# [Dataset rows]

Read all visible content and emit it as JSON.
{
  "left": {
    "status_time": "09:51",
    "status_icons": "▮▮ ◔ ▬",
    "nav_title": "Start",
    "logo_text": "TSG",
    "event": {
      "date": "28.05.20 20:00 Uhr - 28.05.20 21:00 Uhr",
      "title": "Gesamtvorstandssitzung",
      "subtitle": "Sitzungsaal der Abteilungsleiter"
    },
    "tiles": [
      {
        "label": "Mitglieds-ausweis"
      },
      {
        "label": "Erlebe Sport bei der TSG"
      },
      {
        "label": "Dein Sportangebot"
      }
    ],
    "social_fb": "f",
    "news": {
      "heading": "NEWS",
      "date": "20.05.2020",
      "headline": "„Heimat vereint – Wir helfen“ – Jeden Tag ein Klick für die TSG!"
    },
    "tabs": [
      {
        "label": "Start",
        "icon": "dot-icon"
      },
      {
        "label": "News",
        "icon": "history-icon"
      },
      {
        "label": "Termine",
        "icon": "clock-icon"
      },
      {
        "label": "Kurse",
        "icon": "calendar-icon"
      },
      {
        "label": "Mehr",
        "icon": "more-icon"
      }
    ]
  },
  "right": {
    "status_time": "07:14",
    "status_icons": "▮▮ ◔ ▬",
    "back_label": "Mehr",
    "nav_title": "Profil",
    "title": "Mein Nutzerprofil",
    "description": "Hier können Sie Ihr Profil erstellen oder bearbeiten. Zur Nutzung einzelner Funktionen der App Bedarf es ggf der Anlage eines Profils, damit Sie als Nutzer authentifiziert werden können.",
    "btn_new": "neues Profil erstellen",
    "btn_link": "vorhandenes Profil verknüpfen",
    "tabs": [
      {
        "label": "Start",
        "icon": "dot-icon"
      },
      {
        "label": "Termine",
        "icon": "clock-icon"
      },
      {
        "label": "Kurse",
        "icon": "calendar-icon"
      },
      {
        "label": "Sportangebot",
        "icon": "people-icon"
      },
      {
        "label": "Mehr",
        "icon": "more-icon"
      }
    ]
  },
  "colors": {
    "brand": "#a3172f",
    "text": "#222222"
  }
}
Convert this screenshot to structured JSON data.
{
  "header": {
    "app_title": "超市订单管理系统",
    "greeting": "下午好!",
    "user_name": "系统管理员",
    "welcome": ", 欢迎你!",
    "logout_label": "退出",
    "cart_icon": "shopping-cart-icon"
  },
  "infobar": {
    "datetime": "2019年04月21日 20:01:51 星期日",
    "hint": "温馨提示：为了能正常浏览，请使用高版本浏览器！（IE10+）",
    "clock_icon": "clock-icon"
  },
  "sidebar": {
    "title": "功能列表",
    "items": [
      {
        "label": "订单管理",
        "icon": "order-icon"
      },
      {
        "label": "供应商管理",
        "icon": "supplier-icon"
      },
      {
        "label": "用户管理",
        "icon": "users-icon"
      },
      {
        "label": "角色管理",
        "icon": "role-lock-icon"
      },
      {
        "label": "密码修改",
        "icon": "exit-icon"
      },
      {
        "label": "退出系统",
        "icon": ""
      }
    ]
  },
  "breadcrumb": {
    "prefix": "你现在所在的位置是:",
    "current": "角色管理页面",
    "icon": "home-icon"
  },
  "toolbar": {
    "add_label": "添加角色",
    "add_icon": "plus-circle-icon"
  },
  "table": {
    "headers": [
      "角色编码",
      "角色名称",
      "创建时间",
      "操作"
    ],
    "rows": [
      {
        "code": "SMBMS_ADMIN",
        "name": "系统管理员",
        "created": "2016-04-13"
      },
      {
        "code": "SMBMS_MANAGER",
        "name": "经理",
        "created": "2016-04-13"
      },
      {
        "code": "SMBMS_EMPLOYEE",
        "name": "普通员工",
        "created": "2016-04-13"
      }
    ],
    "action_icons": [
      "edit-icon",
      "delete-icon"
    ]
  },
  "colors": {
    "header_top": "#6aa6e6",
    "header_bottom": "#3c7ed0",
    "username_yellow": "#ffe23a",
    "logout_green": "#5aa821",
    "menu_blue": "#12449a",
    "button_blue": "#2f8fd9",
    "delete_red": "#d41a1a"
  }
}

# [Prompt]
Return every entry exactly as given.

# [Correct answer]
Read all visible content and emit it as JSON.
{
  "left": {
    "status_time": "09:51",
    "status_icons": "▮▮ ◔ ▬",
    "nav_title": "Start",
    "logo_text": "TSG",
    "event": {
      "date": "28.05.20 20:00 Uhr - 28.05.20 21:00 Uhr",
      "title": "Gesamtvorstandssitzung",
      "subtitle": "Sitzungsaal der Abteilungsleiter"
    },
    "tiles": [
      {
        "label": "Mitglieds-ausweis"
      },
      {
        "label": "Erlebe Sport bei der TSG"
      },
      {
        "label": "Dein Sportangebot"
      }
    ],
    "social_fb": "f",
    "news": {
      "heading": "NEWS",
      "date": "20.05.2020",
      "headline": "„Heimat vereint – Wir helfen“ – Jeden Tag ein Klick für die TSG!"
    },
    "tabs": [
      {
        "label": "Start",
        "icon": "dot-icon"
      },
      {
        "label": "News",
        "icon": "history-icon"
      },
      {
        "label": "Termine",
        "icon": "clock-icon"
      },
      {
        "label": "Kurse",
        "icon": "calendar-icon"
      },
      {
        "label": "Mehr",
        "icon": "more-icon"
      }
    ]
  },
  "right": {
    "status_time": "07:14",
    "status_icons": "▮▮ ◔ ▬",
    "back_label": "Mehr",
    "nav_title": "Profil",
    "title": "Mein Nutzerprofil",
    "description": "Hier können Sie Ihr Profil erstellen oder bearbeiten. Zur Nutzung einzelner Funktionen der App Bedarf es ggf der Anlage eines Profils, damit Sie als Nutzer authentifiziert werden können.",
    "btn_new": "neues Profil erstellen",
    "btn_link": "vorhandenes Profil verknüpfen",
    "tabs": [
      {
        "label": "Start",
        "icon": "dot-icon"
      },
      {
        "label": "Termine",
        "icon": "clock-icon"
      },
      {
        "label": "Kurse",
        "icon": "calendar-icon"
      },
      {
        "label": "Sportangebot",
        "icon": "people-icon"
      },
      {
        "label": "Mehr",
        "icon": "more-icon"
      }
    ]
  },
  "colors": {
    "brand": "#a3172f",
    "text": "#222222"
  }
}
Convert this screenshot to structured JSON data.
{
  "header": {
    "app_title": "超市订单管理系统",
    "greeting": "下午好!",
    "user_name": "系统管理员",
    "welcome": ", 欢迎你!",
    "logout_label": "退出",
    "cart_icon": "shopping-cart-icon"
  },
  "infobar": {
    "datetime": "2019年04月21日 20:01:51 星期日",
    "hint": "温馨提示：为了能正常浏览，请使用高版本浏览器！（IE10+）",
    "clock_icon": "clock-icon"
  },
  "sidebar": {
    "title": "功能列表",
    "items": [
      {
        "label": "订单管理",
        "icon": "order-icon"
      },
      {
        "label": "供应商管理",
        "icon": "supplier-icon"
      },
      {
        "label": "用户管理",
        "icon": "users-icon"
      },
      {
        "label": "角色管理",
        "icon": "role-lock-icon"
      },
      {
        "label": "密码修改",
        "icon": "exit-icon"
      },
      {
        "label": "退出系统",
        "icon": ""
      }
    ]
  },
  "breadcrumb": {
    "prefix": "你现在所在的位置是:",
    "current": "角色管理页面",
    "icon": "home-icon"
  },
  "toolbar": {
    "add_label": "添加角色",
    "add_icon": "plus-circle-icon"
  },
  "table": {
    "headers": [
      "角色编码",
      "角色名称",
      "创建时间",
      "操作"
    ],
    "rows": [
      {
        "code": "SMBMS_ADMIN",
        "name": "系统管理员",
        "created": "2016-04-13"
      },
      {
        "code": "SMBMS_MANAGER",
        "name": "经理",
        "created": "2016-04-13"
      },
      {
        "code": "SMBMS_EMPLOYEE",
        "name": "普通员工",
        "created": "2016-04-13"
      }
    ],
    "action_icons": [
      "edit-icon",
      "delete-icon"
    ]
  },
  "colors": {
    "header_top": "#6aa6e6",
    "header_bottom": "#3c7ed0",
    "username_yellow": "#ffe23a",
    "logout_green": "#5aa821",
    "menu_blue": "#12449a",
    "button_blue": "#2f8fd9",
    "delete_red": "#d41a1a"
  }
}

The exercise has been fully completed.